-- Work required --
Scan the records below for the word "摄氏度的规定" and give only the number of lines that hold it.

-- Data provided --
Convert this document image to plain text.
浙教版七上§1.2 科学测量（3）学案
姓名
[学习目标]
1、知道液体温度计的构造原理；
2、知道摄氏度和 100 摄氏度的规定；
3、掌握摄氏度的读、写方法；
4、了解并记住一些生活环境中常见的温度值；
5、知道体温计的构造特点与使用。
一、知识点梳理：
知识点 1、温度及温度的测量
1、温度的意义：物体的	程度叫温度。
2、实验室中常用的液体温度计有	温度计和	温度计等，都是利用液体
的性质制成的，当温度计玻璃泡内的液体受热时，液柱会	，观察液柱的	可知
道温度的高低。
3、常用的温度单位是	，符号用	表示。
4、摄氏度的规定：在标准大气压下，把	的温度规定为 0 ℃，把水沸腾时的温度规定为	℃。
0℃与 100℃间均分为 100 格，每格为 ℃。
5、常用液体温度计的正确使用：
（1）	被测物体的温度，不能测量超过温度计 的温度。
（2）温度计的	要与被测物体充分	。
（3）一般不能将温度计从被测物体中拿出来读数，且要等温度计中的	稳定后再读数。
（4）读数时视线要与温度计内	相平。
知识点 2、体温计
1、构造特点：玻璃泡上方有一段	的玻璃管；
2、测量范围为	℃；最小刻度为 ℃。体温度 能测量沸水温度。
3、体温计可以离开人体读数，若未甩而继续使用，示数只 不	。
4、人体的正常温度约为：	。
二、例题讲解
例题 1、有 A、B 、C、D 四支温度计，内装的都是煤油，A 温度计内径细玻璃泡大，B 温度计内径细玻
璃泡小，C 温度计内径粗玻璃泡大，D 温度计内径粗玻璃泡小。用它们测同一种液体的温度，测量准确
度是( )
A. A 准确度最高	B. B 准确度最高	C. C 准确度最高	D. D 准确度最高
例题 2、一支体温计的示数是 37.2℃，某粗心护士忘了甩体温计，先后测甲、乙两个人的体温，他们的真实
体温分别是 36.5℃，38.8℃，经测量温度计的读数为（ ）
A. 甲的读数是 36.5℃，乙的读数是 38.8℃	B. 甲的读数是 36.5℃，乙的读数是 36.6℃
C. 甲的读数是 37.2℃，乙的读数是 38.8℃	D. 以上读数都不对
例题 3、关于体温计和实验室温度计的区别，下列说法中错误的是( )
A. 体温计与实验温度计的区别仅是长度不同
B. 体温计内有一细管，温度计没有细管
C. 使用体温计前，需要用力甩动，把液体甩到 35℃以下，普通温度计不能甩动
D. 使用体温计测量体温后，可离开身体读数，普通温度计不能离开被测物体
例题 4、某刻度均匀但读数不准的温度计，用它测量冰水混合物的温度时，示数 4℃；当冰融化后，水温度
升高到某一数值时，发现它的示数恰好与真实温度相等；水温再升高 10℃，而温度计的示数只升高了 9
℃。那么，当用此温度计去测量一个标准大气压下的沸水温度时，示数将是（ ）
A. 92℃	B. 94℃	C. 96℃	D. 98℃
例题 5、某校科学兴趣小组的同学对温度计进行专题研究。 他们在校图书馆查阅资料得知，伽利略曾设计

-- Reply --
2